(Source records)
════════
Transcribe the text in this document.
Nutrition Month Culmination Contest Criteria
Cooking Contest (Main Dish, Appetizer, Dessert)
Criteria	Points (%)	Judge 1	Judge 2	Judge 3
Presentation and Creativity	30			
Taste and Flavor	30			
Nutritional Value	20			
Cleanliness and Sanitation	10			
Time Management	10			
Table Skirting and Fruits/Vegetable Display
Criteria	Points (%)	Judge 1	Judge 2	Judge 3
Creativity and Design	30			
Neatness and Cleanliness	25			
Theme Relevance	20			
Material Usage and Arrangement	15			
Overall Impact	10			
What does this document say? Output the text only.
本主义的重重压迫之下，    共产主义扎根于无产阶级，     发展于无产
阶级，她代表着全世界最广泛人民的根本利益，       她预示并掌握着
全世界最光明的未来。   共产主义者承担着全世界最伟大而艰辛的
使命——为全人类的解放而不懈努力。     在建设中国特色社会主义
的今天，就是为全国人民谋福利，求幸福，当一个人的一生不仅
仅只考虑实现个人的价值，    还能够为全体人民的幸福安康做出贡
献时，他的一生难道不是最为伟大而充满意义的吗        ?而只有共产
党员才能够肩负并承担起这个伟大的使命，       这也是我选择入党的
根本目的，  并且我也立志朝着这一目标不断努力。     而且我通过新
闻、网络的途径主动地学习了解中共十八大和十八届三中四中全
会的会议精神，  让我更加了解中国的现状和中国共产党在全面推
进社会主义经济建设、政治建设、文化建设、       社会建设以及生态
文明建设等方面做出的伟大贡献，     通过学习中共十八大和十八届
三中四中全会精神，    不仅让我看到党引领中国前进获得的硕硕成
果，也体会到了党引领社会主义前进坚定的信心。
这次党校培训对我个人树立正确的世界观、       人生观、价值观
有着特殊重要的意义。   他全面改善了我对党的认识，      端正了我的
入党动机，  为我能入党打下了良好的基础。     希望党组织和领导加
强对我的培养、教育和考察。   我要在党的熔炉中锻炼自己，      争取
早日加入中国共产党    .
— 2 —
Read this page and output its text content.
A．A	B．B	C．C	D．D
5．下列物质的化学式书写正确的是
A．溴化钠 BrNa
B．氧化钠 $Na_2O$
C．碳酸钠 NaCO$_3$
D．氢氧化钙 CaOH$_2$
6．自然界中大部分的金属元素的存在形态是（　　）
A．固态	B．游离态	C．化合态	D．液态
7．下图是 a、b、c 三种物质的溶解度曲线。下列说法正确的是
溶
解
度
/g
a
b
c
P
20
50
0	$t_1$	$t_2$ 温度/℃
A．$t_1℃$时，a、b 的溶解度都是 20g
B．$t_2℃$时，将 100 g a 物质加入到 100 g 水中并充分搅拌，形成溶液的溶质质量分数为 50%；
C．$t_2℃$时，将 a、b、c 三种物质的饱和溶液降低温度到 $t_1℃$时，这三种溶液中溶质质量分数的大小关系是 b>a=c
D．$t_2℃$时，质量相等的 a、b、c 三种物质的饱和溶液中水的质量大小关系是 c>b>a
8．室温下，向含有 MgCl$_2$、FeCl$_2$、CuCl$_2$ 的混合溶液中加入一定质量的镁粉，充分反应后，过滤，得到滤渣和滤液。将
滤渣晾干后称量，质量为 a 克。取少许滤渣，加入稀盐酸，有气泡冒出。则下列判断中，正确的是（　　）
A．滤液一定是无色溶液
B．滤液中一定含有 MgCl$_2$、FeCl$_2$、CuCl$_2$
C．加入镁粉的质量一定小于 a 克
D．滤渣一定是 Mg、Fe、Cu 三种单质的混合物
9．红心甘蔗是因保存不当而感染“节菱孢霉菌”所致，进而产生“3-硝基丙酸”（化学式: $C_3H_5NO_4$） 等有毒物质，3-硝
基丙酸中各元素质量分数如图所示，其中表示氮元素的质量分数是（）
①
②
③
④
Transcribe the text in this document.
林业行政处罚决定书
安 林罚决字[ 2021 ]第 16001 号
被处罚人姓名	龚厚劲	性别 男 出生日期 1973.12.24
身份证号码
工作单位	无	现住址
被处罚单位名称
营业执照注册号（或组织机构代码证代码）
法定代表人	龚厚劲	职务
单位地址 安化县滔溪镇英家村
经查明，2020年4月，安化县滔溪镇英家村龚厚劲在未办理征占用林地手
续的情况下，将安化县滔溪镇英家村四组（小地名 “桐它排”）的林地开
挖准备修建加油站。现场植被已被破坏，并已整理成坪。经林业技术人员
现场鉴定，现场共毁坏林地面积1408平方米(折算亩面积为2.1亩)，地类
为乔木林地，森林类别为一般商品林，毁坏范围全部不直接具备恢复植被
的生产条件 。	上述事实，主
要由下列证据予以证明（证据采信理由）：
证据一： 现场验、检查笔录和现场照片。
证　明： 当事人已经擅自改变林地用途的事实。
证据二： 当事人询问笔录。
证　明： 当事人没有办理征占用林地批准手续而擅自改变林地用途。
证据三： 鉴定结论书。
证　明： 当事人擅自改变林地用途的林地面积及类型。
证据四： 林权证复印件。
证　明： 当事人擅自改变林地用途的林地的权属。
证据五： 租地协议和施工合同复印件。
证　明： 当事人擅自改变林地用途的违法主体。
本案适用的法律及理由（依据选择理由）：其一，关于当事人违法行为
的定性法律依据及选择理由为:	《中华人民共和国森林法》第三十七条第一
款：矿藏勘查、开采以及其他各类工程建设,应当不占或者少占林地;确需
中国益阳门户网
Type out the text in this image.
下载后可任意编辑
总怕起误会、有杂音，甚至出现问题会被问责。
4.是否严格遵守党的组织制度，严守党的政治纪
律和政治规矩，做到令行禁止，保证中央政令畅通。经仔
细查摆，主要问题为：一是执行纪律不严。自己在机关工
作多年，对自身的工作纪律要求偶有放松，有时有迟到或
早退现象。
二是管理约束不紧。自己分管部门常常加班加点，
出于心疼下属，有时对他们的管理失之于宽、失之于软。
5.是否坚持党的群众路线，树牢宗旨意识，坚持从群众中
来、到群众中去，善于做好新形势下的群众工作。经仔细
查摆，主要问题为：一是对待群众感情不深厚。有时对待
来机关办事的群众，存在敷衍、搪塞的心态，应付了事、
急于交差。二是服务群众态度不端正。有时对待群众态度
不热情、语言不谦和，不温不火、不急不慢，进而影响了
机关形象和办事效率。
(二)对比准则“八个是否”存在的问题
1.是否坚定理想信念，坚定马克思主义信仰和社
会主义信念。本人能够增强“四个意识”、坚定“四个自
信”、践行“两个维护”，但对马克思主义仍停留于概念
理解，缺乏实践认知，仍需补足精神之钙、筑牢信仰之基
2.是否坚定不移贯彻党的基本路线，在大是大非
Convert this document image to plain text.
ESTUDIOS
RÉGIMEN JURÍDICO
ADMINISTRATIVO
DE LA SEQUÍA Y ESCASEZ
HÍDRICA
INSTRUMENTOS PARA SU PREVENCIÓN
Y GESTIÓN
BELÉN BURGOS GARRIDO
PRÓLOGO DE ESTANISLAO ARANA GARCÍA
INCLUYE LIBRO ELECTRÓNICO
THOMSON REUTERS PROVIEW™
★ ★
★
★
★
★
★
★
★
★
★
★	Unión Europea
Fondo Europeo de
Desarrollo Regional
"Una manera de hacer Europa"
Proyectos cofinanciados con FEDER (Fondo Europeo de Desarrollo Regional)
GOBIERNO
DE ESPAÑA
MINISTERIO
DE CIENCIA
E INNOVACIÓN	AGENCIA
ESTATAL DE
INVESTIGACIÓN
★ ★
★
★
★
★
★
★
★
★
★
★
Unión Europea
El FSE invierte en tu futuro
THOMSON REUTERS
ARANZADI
════════
> [Do this] Repeat, with no changes, each line from the one with "Convert this document image to plain text." to the end of the listing, including both ends and nothing else.

> [Final result]
Convert this document image to plain text.
ESTUDIOS
RÉGIMEN JURÍDICO
ADMINISTRATIVO
DE LA SEQUÍA Y ESCASEZ
HÍDRICA
INSTRUMENTOS PARA SU PREVENCIÓN
Y GESTIÓN
BELÉN BURGOS GARRIDO
PRÓLOGO DE ESTANISLAO ARANA GARCÍA
INCLUYE LIBRO ELECTRÓNICO
THOMSON REUTERS PROVIEW™
★ ★
★
★
★
★
★
★
★
★
★
★	Unión Europea
Fondo Europeo de
Desarrollo Regional
"Una manera de hacer Europa"
Proyectos cofinanciados con FEDER (Fondo Europeo de Desarrollo Regional)
GOBIERNO
DE ESPAÑA
MINISTERIO
DE CIENCIA
E INNOVACIÓN	AGENCIA
ESTATAL DE
INVESTIGACIÓN
★ ★
★
★
★
★
★
★
★
★
★
★
Unión Europea
El FSE invierte en tu futuro
THOMSON REUTERS
ARANZADI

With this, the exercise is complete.